* DIRECTIVE
All entries are to be given again verbatim.

(Dataset records)
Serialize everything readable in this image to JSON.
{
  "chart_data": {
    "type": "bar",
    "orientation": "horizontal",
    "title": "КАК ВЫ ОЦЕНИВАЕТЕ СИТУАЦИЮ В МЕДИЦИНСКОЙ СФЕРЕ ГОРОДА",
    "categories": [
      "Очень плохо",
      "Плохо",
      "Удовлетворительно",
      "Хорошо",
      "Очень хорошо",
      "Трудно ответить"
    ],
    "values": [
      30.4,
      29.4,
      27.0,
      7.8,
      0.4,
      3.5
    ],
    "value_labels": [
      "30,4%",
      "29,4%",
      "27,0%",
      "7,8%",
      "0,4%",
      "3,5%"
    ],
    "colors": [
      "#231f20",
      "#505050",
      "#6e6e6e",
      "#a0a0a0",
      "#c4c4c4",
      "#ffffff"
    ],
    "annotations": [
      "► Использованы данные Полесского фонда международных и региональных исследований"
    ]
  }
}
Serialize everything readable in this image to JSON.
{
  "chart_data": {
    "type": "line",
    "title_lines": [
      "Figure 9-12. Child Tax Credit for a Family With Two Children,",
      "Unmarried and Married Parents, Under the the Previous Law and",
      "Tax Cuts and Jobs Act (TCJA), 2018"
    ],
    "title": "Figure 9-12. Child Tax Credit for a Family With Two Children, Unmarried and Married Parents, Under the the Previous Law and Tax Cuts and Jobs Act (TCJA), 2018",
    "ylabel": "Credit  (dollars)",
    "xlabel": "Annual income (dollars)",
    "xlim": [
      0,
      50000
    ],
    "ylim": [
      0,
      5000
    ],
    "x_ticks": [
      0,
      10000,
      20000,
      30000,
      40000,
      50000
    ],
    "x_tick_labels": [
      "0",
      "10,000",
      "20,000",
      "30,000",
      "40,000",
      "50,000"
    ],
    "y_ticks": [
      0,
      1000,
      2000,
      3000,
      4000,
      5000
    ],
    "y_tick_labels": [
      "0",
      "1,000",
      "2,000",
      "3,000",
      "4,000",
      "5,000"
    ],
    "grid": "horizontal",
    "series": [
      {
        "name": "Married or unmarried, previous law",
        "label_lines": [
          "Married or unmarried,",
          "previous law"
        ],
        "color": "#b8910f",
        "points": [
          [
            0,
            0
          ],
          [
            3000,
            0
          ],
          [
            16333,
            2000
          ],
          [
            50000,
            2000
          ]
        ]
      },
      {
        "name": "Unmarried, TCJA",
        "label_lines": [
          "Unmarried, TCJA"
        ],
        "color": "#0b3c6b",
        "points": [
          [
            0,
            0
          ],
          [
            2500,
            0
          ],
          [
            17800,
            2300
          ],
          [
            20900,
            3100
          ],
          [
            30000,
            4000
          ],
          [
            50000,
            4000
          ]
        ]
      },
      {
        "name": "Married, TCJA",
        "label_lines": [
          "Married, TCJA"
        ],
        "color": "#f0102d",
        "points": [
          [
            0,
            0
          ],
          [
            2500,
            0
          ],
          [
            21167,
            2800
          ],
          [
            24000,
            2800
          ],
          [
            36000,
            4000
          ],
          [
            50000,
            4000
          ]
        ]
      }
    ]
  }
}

* TASK OUTPUT
Serialize everything readable in this image to JSON.
{
  "chart_data": {
    "type": "bar",
    "orientation": "horizontal",
    "title": "КАК ВЫ ОЦЕНИВАЕТЕ СИТУАЦИЮ В МЕДИЦИНСКОЙ СФЕРЕ ГОРОДА",
    "categories": [
      "Очень плохо",
      "Плохо",
      "Удовлетворительно",
      "Хорошо",
      "Очень хорошо",
      "Трудно ответить"
    ],
    "values": [
      30.4,
      29.4,
      27.0,
      7.8,
      0.4,
      3.5
    ],
    "value_labels": [
      "30,4%",
      "29,4%",
      "27,0%",
      "7,8%",
      "0,4%",
      "3,5%"
    ],
    "colors": [
      "#231f20",
      "#505050",
      "#6e6e6e",
      "#a0a0a0",
      "#c4c4c4",
      "#ffffff"
    ],
    "annotations": [
      "► Использованы данные Полесского фонда международных и региональных исследований"
    ]
  }
}
Serialize everything readable in this image to JSON.
{
  "chart_data": {
    "type": "line",
    "title_lines": [
      "Figure 9-12. Child Tax Credit for a Family With Two Children,",
      "Unmarried and Married Parents, Under the the Previous Law and",
      "Tax Cuts and Jobs Act (TCJA), 2018"
    ],
    "title": "Figure 9-12. Child Tax Credit for a Family With Two Children, Unmarried and Married Parents, Under the the Previous Law and Tax Cuts and Jobs Act (TCJA), 2018",
    "ylabel": "Credit  (dollars)",
    "xlabel": "Annual income (dollars)",
    "xlim": [
      0,
      50000
    ],
    "ylim": [
      0,
      5000
    ],
    "x_ticks": [
      0,
      10000,
      20000,
      30000,
      40000,
      50000
    ],
    "x_tick_labels": [
      "0",
      "10,000",
      "20,000",
      "30,000",
      "40,000",
      "50,000"
    ],
    "y_ticks": [
      0,
      1000,
      2000,
      3000,
      4000,
      5000
    ],
    "y_tick_labels": [
      "0",
      "1,000",
      "2,000",
      "3,000",
      "4,000",
      "5,000"
    ],
    "grid": "horizontal",
    "series": [
      {
        "name": "Married or unmarried, previous law",
        "label_lines": [
          "Married or unmarried,",
          "previous law"
        ],
        "color": "#b8910f",
        "points": [
          [
            0,
            0
          ],
          [
            3000,
            0
          ],
          [
            16333,
            2000
          ],
          [
            50000,
            2000
          ]
        ]
      },
      {
        "name": "Unmarried, TCJA",
        "label_lines": [
          "Unmarried, TCJA"
        ],
        "color": "#0b3c6b",
        "points": [
          [
            0,
            0
          ],
          [
            2500,
            0
          ],
          [
            17800,
            2300
          ],
          [
            20900,
            3100
          ],
          [
            30000,
            4000
          ],
          [
            50000,
            4000
          ]
        ]
      },
      {
        "name": "Married, TCJA",
        "label_lines": [
          "Married, TCJA"
        ],
        "color": "#f0102d",
        "points": [
          [
            0,
            0
          ],
          [
            2500,
            0
          ],
          [
            21167,
            2800
          ],
          [
            24000,
            2800
          ],
          [
            36000,
            4000
          ],
          [
            50000,
            4000
          ]
        ]
      }
    ]
  }
}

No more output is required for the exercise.